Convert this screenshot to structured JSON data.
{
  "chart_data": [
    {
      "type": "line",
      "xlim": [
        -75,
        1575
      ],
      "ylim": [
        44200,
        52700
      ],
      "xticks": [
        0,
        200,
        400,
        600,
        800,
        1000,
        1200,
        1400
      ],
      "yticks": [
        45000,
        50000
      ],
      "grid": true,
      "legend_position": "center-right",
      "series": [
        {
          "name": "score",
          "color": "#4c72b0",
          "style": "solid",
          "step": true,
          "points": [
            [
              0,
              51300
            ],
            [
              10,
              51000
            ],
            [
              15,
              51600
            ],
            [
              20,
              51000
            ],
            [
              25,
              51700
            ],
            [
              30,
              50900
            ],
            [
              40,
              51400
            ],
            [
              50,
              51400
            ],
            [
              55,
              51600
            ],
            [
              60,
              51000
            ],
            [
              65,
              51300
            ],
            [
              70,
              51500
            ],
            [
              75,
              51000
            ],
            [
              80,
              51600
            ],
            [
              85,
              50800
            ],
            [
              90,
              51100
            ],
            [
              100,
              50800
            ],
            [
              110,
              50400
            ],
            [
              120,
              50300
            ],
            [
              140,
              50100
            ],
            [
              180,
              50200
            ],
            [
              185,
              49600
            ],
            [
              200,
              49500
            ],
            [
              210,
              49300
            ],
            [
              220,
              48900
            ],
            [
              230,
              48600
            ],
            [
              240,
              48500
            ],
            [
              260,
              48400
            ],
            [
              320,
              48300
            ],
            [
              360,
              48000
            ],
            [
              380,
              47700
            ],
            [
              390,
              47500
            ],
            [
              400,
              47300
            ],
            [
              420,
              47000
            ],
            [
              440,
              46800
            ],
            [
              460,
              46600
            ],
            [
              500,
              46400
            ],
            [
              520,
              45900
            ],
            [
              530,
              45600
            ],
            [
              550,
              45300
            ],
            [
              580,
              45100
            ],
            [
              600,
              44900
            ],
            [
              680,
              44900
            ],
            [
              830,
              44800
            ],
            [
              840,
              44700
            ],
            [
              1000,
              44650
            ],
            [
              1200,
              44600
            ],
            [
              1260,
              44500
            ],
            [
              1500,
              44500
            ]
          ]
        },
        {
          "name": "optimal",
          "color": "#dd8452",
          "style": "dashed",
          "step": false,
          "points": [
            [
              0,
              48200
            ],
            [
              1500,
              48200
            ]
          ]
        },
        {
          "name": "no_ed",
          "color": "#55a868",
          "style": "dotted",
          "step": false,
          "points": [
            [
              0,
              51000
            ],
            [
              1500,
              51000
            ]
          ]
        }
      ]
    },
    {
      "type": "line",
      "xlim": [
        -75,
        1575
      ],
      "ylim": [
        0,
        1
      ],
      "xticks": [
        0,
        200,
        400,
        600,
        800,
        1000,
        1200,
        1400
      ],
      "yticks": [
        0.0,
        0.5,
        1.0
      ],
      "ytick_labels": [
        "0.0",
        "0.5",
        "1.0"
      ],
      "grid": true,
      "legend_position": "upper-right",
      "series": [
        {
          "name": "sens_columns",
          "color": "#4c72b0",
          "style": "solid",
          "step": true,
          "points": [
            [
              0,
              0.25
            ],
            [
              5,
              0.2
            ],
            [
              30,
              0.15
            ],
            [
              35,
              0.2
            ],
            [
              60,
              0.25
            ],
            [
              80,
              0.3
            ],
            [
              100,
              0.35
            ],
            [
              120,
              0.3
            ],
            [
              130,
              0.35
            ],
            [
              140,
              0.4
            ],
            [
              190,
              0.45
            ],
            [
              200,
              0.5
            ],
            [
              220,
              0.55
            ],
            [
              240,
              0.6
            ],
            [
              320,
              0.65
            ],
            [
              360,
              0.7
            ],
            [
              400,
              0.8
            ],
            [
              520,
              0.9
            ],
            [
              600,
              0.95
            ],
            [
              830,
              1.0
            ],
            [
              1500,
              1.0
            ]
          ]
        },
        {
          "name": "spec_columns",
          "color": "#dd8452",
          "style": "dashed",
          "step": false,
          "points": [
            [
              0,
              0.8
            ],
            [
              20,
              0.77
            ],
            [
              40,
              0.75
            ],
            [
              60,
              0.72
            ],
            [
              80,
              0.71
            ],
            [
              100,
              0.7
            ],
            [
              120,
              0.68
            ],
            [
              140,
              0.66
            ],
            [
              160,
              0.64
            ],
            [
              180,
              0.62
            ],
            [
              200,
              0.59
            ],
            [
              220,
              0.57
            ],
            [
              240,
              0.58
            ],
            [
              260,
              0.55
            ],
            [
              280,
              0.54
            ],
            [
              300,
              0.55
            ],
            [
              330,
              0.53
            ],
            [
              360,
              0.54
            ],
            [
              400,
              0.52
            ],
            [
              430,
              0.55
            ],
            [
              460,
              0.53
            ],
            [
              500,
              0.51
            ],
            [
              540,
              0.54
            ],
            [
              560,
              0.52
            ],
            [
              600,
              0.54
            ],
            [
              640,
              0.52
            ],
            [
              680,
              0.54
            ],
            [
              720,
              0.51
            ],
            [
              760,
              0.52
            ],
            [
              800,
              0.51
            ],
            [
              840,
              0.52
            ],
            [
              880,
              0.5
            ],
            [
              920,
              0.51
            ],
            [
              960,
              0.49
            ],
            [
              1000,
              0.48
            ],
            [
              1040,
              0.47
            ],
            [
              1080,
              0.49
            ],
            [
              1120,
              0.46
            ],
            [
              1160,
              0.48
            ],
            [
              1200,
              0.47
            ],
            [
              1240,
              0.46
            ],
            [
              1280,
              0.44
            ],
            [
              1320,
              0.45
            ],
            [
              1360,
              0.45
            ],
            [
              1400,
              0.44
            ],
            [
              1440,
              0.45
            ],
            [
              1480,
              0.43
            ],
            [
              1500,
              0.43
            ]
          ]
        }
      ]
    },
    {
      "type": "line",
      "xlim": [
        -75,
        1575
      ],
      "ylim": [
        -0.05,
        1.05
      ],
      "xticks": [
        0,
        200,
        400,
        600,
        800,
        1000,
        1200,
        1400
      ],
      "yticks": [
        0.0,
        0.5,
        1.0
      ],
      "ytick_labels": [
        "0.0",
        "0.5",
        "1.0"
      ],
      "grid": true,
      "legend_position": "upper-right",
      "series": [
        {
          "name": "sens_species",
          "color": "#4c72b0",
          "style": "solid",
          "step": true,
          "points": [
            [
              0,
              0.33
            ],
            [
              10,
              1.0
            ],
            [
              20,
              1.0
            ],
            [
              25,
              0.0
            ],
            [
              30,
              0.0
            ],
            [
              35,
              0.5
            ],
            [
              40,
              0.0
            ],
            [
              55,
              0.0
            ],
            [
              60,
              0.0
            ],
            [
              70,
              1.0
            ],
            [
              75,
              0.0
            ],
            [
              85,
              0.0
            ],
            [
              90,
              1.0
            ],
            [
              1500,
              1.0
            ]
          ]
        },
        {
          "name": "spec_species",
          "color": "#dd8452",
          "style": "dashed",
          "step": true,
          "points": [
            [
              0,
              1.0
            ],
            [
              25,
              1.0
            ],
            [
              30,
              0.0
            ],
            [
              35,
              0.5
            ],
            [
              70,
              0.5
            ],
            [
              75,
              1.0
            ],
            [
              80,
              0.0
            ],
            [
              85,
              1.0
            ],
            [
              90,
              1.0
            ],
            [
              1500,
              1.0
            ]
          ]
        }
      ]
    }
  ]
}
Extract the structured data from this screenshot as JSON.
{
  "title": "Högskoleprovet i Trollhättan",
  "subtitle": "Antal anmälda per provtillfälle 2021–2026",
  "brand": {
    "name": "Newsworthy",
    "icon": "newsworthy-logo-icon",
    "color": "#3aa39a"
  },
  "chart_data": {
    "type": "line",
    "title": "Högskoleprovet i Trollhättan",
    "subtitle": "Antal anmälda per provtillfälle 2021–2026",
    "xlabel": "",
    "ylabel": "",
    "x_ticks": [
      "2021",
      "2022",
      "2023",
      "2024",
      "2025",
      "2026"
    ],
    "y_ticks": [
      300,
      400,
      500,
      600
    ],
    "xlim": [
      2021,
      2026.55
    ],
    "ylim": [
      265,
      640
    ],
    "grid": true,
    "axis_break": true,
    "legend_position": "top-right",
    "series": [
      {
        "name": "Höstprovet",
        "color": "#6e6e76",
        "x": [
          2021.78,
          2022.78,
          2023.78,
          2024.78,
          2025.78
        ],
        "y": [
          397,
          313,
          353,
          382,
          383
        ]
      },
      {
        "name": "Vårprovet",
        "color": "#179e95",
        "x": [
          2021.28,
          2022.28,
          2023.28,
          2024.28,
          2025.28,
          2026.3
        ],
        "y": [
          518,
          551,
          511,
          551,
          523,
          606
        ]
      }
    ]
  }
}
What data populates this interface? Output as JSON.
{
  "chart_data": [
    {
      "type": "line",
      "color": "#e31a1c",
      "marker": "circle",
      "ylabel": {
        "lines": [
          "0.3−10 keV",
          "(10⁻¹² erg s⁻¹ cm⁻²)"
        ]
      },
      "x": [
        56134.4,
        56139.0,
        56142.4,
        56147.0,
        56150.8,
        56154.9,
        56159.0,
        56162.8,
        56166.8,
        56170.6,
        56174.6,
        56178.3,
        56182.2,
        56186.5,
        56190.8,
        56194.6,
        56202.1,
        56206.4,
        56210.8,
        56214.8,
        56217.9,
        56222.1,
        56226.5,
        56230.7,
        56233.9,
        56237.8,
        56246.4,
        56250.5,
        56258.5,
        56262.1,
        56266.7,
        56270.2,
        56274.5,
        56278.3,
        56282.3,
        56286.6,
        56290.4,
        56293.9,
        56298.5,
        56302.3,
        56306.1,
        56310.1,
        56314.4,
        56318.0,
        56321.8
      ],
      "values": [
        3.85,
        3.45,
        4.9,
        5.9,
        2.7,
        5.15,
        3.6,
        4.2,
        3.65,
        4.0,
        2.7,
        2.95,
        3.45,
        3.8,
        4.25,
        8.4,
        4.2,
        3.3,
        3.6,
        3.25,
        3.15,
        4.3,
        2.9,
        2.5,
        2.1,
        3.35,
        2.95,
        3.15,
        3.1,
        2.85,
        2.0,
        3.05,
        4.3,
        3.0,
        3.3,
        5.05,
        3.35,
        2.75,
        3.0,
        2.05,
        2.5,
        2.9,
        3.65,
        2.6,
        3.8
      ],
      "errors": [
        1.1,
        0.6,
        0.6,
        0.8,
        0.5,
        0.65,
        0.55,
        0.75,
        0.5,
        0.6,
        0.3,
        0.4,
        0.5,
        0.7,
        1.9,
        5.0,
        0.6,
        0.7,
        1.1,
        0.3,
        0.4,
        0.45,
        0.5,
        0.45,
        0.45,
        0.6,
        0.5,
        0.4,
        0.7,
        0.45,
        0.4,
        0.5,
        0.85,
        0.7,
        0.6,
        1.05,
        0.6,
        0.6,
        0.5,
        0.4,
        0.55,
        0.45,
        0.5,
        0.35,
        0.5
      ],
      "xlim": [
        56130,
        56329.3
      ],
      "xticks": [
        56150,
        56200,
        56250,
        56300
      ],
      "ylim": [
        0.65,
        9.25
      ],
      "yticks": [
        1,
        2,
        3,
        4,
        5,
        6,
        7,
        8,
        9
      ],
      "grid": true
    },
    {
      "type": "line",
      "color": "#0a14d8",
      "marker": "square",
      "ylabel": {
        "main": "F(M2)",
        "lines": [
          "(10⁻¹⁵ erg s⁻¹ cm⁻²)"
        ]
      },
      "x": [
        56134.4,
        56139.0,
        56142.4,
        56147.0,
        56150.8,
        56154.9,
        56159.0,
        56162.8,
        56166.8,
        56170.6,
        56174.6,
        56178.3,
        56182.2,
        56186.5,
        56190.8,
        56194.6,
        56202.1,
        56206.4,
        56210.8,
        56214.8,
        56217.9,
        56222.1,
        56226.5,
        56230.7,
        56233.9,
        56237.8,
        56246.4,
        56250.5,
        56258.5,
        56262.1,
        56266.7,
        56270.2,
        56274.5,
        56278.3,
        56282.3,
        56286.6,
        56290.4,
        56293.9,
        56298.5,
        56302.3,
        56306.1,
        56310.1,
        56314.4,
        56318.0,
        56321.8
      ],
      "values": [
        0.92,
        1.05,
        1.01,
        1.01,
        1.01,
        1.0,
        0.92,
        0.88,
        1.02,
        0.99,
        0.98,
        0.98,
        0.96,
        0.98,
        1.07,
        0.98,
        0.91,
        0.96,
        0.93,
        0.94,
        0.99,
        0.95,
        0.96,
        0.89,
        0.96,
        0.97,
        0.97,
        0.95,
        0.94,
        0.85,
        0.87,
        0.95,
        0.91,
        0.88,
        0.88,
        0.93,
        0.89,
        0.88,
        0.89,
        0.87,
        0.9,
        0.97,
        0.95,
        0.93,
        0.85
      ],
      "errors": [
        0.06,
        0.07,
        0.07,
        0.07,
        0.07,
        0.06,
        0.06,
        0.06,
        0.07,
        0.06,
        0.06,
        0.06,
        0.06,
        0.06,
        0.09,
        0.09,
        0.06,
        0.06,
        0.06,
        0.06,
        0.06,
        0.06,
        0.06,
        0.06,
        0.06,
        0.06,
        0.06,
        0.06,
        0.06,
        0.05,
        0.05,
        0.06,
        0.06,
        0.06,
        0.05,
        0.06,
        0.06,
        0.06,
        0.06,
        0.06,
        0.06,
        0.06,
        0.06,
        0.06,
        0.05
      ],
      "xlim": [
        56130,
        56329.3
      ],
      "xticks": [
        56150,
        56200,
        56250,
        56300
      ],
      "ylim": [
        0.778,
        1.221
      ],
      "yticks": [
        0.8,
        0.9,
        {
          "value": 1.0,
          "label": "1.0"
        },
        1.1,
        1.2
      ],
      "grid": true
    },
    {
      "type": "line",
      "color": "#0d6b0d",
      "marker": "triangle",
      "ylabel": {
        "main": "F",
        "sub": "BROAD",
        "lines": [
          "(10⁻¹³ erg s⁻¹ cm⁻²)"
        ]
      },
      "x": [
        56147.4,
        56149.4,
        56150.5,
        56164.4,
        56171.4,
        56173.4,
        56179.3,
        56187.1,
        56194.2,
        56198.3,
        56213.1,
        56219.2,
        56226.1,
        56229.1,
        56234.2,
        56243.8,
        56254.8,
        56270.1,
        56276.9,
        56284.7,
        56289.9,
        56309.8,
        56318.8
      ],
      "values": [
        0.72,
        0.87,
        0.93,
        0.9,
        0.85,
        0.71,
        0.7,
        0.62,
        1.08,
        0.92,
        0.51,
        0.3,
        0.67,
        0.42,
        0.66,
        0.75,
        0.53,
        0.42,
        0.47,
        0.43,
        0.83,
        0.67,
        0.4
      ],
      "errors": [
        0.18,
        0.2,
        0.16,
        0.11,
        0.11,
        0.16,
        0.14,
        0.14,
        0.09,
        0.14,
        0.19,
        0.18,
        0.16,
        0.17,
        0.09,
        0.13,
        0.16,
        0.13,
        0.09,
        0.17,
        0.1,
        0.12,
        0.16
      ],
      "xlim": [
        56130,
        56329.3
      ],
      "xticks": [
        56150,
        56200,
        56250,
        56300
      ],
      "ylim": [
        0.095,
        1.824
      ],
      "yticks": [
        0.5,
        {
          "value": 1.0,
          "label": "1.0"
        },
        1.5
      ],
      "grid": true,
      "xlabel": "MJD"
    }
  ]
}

_Instructions to follow_
Every line holding "Antal" should be copied out.

_Result of this exercise_
  "subtitle": "Antal anmälda per provtillfälle 2021–2026",
    "subtitle": "Antal anmälda per provtillfälle 2021–2026",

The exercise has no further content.